§ Short problem: Go through the entries below and retype them exactly, omitting each picture.

:: Extracted entries ::

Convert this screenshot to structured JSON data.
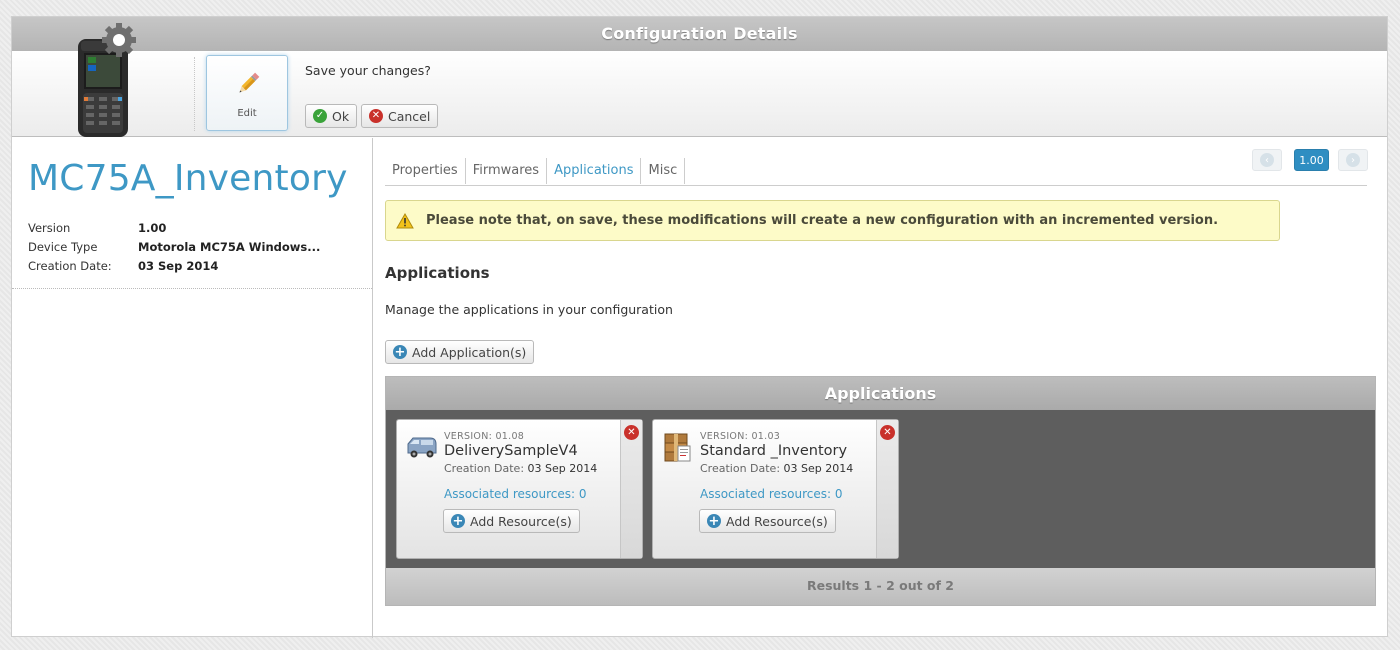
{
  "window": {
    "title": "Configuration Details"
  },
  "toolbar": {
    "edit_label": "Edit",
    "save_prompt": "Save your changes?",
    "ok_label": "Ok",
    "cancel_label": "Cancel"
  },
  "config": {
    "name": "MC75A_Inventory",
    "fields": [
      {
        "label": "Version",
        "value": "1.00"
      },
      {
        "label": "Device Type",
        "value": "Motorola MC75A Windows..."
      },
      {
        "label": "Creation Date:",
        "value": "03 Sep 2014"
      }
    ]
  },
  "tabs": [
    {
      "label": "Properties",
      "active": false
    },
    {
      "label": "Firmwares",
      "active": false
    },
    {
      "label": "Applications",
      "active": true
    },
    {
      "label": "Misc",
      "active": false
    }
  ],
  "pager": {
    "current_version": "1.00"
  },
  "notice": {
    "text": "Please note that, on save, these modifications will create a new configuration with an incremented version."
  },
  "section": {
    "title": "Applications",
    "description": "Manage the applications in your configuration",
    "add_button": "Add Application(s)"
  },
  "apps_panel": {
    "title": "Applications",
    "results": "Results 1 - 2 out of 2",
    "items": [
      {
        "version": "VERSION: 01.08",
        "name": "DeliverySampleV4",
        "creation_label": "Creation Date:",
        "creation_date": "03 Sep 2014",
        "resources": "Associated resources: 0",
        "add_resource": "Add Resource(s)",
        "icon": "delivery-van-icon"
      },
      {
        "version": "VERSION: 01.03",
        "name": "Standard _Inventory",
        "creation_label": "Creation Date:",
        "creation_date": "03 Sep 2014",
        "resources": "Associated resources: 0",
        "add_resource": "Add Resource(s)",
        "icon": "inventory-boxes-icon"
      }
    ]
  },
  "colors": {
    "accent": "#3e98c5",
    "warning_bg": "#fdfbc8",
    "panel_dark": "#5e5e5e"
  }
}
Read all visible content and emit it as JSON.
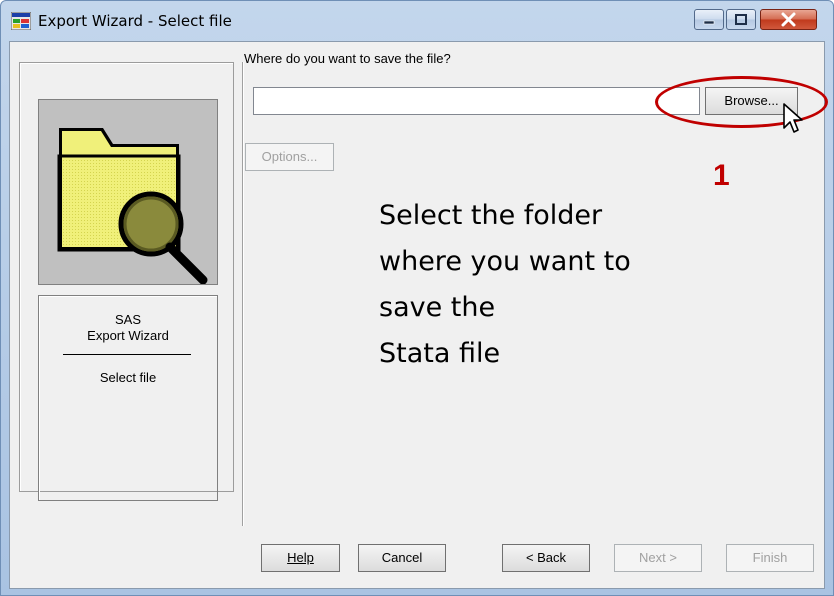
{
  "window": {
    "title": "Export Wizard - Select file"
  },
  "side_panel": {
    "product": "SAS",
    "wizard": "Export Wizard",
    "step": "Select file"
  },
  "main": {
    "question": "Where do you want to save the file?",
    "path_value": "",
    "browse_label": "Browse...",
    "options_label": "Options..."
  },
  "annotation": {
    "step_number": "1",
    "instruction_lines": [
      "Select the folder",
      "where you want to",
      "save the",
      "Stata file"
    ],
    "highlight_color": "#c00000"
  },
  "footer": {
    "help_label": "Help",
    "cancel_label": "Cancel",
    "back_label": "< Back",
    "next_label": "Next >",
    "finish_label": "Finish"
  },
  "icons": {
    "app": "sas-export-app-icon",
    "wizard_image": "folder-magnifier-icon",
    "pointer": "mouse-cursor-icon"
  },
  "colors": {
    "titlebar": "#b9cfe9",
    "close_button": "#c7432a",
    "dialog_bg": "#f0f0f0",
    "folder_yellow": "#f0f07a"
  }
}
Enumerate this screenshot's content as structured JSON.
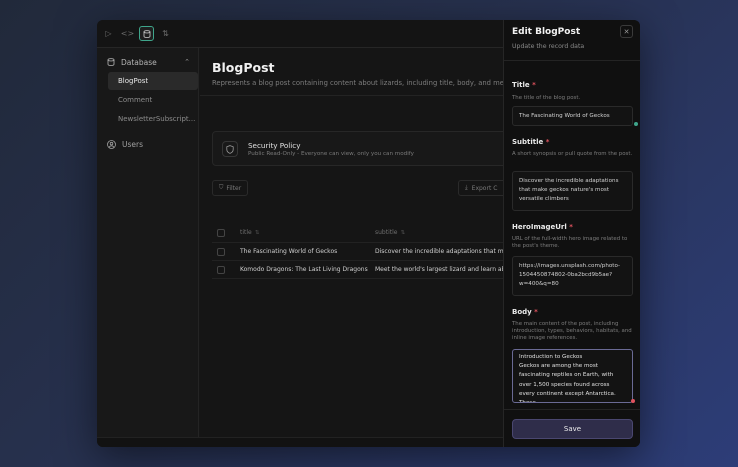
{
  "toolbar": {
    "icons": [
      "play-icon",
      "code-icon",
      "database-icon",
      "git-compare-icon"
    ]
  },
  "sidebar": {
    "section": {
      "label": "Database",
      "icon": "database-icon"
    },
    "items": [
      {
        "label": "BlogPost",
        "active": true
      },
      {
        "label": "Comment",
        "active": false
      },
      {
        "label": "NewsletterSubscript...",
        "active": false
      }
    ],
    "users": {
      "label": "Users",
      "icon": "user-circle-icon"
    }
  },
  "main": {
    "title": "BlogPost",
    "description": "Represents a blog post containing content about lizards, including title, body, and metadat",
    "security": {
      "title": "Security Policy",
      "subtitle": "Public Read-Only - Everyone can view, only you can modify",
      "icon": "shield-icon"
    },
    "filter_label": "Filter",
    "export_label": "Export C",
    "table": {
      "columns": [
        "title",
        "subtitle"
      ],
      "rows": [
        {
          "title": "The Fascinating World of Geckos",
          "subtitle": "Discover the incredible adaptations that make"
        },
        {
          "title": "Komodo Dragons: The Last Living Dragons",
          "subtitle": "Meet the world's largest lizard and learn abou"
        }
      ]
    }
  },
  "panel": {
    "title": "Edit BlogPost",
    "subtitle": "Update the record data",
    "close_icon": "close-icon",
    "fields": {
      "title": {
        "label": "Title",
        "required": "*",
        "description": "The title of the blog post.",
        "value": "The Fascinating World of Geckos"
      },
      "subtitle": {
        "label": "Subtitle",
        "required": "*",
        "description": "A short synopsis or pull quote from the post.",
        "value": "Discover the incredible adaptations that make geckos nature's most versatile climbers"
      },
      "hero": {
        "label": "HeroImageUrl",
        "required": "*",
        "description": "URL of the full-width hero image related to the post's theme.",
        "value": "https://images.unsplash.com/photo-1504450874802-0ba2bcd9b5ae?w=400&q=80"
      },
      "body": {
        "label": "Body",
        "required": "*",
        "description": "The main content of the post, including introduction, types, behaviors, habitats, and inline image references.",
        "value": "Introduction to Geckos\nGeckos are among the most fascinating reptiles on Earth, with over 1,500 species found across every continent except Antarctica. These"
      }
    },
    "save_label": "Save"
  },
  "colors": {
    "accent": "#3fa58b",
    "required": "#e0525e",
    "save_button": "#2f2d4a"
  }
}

:::

§ Worked answer:
Convert this screenshot to structured JSON data.
{
  "window": {
    "title": "Configuration Details"
  },
  "toolbar": {
    "edit_label": "Edit",
    "save_prompt": "Save your changes?",
    "ok_label": "Ok",
    "cancel_label": "Cancel"
  },
  "config": {
    "name": "MC75A_Inventory",
    "fields": [
      {
        "label": "Version",
        "value": "1.00"
      },
      {
        "label": "Device Type",
        "value": "Motorola MC75A Windows..."
      },
      {
        "label": "Creation Date:",
        "value": "03 Sep 2014"
      }
    ]
  },
  "tabs": [
    {
      "label": "Properties",
      "active": false
    },
    {
      "label": "Firmwares",
      "active": false
    },
    {
      "label": "Applications",
      "active": true
    },
    {
      "label": "Misc",
      "active": false
    }
  ],
  "pager": {
    "current_version": "1.00"
  },
  "notice": {
    "text": "Please note that, on save, these modifications will create a new configuration with an incremented version."
  },
  "section": {
    "title": "Applications",
    "description": "Manage the applications in your configuration",
    "add_button": "Add Application(s)"
  },
  "apps_panel": {
    "title": "Applications",
    "results": "Results 1 - 2 out of 2",
    "items": [
      {
        "version": "VERSION: 01.08",
        "name": "DeliverySampleV4",
        "creation_label": "Creation Date:",
        "creation_date": "03 Sep 2014",
        "resources": "Associated resources: 0",
        "add_resource": "Add Resource(s)",
        "icon": "delivery-van-icon"
      },
      {
        "version": "VERSION: 01.03",
        "name": "Standard _Inventory",
        "creation_label": "Creation Date:",
        "creation_date": "03 Sep 2014",
        "resources": "Associated resources: 0",
        "add_resource": "Add Resource(s)",
        "icon": "inventory-boxes-icon"
      }
    ]
  },
  "colors": {
    "accent": "#3e98c5",
    "warning_bg": "#fdfbc8",
    "panel_dark": "#5e5e5e"
  }
}
Read all visible content and emit it as JSON.
{
  "window": {
    "title": "Export Wizard - Select file"
  },
  "side_panel": {
    "product": "SAS",
    "wizard": "Export Wizard",
    "step": "Select file"
  },
  "main": {
    "question": "Where do you want to save the file?",
    "path_value": "",
    "browse_label": "Browse...",
    "options_label": "Options..."
  },
  "annotation": {
    "step_number": "1",
    "instruction_lines": [
      "Select the folder",
      "where you want to",
      "save the",
      "Stata file"
    ],
    "highlight_color": "#c00000"
  },
  "footer": {
    "help_label": "Help",
    "cancel_label": "Cancel",
    "back_label": "< Back",
    "next_label": "Next >",
    "finish_label": "Finish"
  },
  "icons": {
    "app": "sas-export-app-icon",
    "wizard_image": "folder-magnifier-icon",
    "pointer": "mouse-cursor-icon"
  },
  "colors": {
    "titlebar": "#b9cfe9",
    "close_button": "#c7432a",
    "dialog_bg": "#f0f0f0",
    "folder_yellow": "#f0f07a"
  }
}
Enumerate this screenshot's content as structured JSON.
{
  "toolbar": {
    "icons": [
      "play-icon",
      "code-icon",
      "database-icon",
      "git-compare-icon"
    ]
  },
  "sidebar": {
    "section": {
      "label": "Database",
      "icon": "database-icon"
    },
    "items": [
      {
        "label": "BlogPost",
        "active": true
      },
      {
        "label": "Comment",
        "active": false
      },
      {
        "label": "NewsletterSubscript...",
        "active": false
      }
    ],
    "users": {
      "label": "Users",
      "icon": "user-circle-icon"
    }
  },
  "main": {
    "title": "BlogPost",
    "description": "Represents a blog post containing content about lizards, including title, body, and metadat",
    "security": {
      "title": "Security Policy",
      "subtitle": "Public Read-Only - Everyone can view, only you can modify",
      "icon": "shield-icon"
    },
    "filter_label": "Filter",
    "export_label": "Export C",
    "table": {
      "columns": [
        "title",
        "subtitle"
      ],
      "rows": [
        {
          "title": "The Fascinating World of Geckos",
          "subtitle": "Discover the incredible adaptations that make"
        },
        {
          "title": "Komodo Dragons: The Last Living Dragons",
          "subtitle": "Meet the world's largest lizard and learn abou"
        }
      ]
    }
  },
  "panel": {
    "title": "Edit BlogPost",
    "subtitle": "Update the record data",
    "close_icon": "close-icon",
    "fields": {
      "title": {
        "label": "Title",
        "required": "*",
        "description": "The title of the blog post.",
        "value": "The Fascinating World of Geckos"
      },
      "subtitle": {
        "label": "Subtitle",
        "required": "*",
        "description": "A short synopsis or pull quote from the post.",
        "value": "Discover the incredible adaptations that make geckos nature's most versatile climbers"
      },
      "hero": {
        "label": "HeroImageUrl",
        "required": "*",
        "description": "URL of the full-width hero image related to the post's theme.",
        "value": "https://images.unsplash.com/photo-1504450874802-0ba2bcd9b5ae?w=400&q=80"
      },
      "body": {
        "label": "Body",
        "required": "*",
        "description": "The main content of the post, including introduction, types, behaviors, habitats, and inline image references.",
        "value": "Introduction to Geckos\nGeckos are among the most fascinating reptiles on Earth, with over 1,500 species found across every continent except Antarctica. These"
      }
    },
    "save_label": "Save"
  },
  "colors": {
    "accent": "#3fa58b",
    "required": "#e0525e",
    "save_button": "#2f2d4a"
  }
}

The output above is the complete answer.